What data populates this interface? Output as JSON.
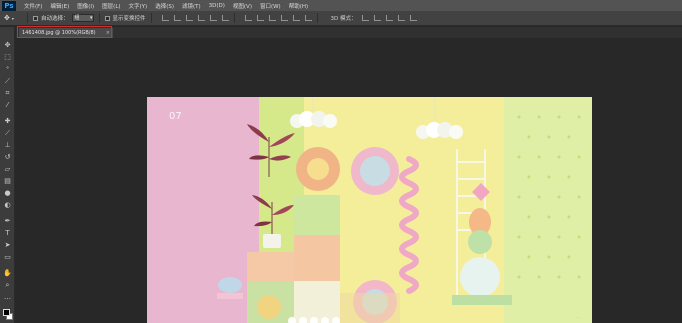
{
  "app": {
    "logo": "Ps"
  },
  "menu": [
    "文件(F)",
    "编辑(E)",
    "图像(I)",
    "图层(L)",
    "文字(Y)",
    "选择(S)",
    "滤镜(T)",
    "3D(D)",
    "视图(V)",
    "窗口(W)",
    "帮助(H)"
  ],
  "options": {
    "auto_select_label": "自动选择：",
    "auto_select_value": "组",
    "show_transform_label": "显示变换控件",
    "mode_3d_label": "3D 模式："
  },
  "document": {
    "tab_title": "1461408.jpg @ 100%(RGB/8)",
    "tab_close": "×"
  },
  "artwork": {
    "corner_text": "07"
  },
  "watermark": "...",
  "colors": {
    "accent": "#d62c2c",
    "menubar": "#535353",
    "optbar": "#424242",
    "workspace": "#282828"
  }
}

» **PROBLEM STATEMENT**:
Set down all the data again exactly as above, pictures excluded.

» **THE OUTPUT**:
What data populates this interface? Output as JSON.
{
  "app": {
    "logo": "Ps"
  },
  "menu": [
    "文件(F)",
    "编辑(E)",
    "图像(I)",
    "图层(L)",
    "文字(Y)",
    "选择(S)",
    "滤镜(T)",
    "3D(D)",
    "视图(V)",
    "窗口(W)",
    "帮助(H)"
  ],
  "options": {
    "auto_select_label": "自动选择：",
    "auto_select_value": "组",
    "show_transform_label": "显示变换控件",
    "mode_3d_label": "3D 模式："
  },
  "document": {
    "tab_title": "1461408.jpg @ 100%(RGB/8)",
    "tab_close": "×"
  },
  "artwork": {
    "corner_text": "07"
  },
  "watermark": "...",
  "colors": {
    "accent": "#d62c2c",
    "menubar": "#535353",
    "optbar": "#424242",
    "workspace": "#282828"
  }
}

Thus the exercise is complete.